Saved entries
##########

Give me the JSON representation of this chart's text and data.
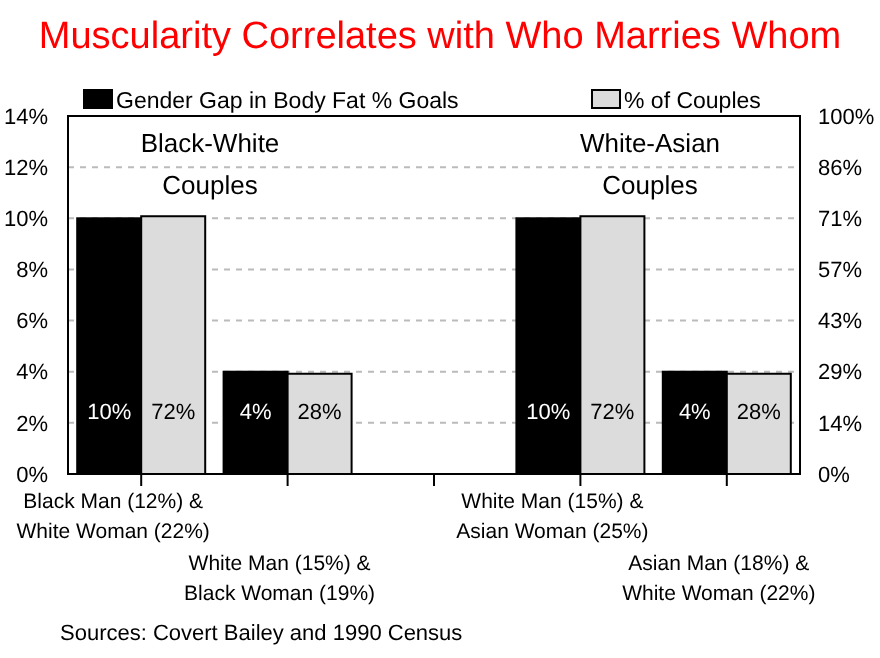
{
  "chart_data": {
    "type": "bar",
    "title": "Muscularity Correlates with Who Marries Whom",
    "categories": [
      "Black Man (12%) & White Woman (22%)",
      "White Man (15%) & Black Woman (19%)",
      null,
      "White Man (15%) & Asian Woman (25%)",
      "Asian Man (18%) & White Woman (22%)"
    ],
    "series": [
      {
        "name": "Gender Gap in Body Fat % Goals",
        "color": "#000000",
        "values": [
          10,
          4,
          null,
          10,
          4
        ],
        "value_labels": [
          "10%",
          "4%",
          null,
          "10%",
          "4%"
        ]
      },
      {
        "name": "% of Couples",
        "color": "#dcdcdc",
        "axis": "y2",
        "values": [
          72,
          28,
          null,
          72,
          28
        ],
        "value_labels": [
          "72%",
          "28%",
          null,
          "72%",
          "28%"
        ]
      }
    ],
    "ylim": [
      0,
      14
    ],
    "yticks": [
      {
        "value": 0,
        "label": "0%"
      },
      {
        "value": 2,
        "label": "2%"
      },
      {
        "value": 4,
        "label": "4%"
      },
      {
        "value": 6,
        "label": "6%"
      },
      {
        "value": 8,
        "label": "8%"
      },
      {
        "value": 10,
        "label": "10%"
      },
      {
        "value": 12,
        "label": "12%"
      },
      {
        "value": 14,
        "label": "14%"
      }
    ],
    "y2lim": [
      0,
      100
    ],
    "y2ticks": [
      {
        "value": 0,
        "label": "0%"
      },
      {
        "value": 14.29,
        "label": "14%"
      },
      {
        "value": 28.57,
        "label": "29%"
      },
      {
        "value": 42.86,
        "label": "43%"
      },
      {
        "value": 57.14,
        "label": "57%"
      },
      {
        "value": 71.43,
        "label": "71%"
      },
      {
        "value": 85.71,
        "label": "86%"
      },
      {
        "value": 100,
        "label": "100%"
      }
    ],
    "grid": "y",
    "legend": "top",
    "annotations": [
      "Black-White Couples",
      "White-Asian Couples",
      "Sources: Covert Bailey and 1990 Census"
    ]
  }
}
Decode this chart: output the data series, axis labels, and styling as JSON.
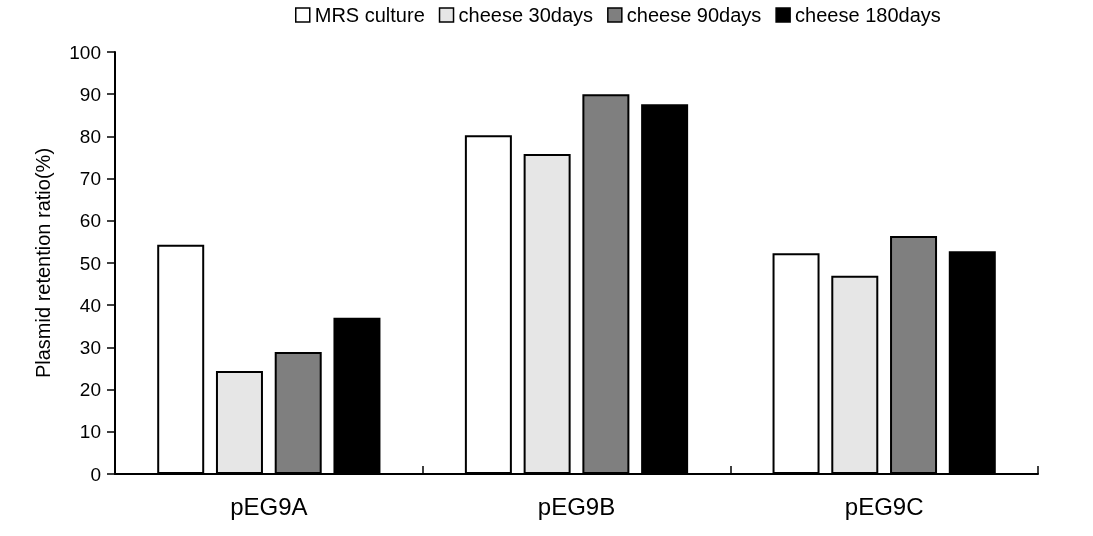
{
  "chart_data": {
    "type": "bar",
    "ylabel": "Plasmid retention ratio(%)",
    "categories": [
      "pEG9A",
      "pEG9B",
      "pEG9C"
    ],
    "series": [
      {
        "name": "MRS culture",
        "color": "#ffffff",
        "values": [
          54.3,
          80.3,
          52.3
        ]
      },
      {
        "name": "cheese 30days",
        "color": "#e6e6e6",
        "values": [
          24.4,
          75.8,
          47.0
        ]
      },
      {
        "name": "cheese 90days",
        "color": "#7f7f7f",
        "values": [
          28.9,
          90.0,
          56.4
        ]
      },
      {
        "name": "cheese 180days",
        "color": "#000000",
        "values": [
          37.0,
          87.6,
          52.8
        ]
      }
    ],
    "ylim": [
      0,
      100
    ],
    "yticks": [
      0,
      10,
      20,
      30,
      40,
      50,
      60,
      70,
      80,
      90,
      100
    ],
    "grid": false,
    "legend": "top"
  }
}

##########

### WRITTEN INSTRUCTION
Your task is to gather every line with the word "Woman" and copy it.

### IN RESPONSE
      "Black Man (12%) & White Woman (22%)",
      "White Man (15%) & Black Woman (19%)",
      "White Man (15%) & Asian Woman (25%)",
      "Asian Man (18%) & White Woman (22%)"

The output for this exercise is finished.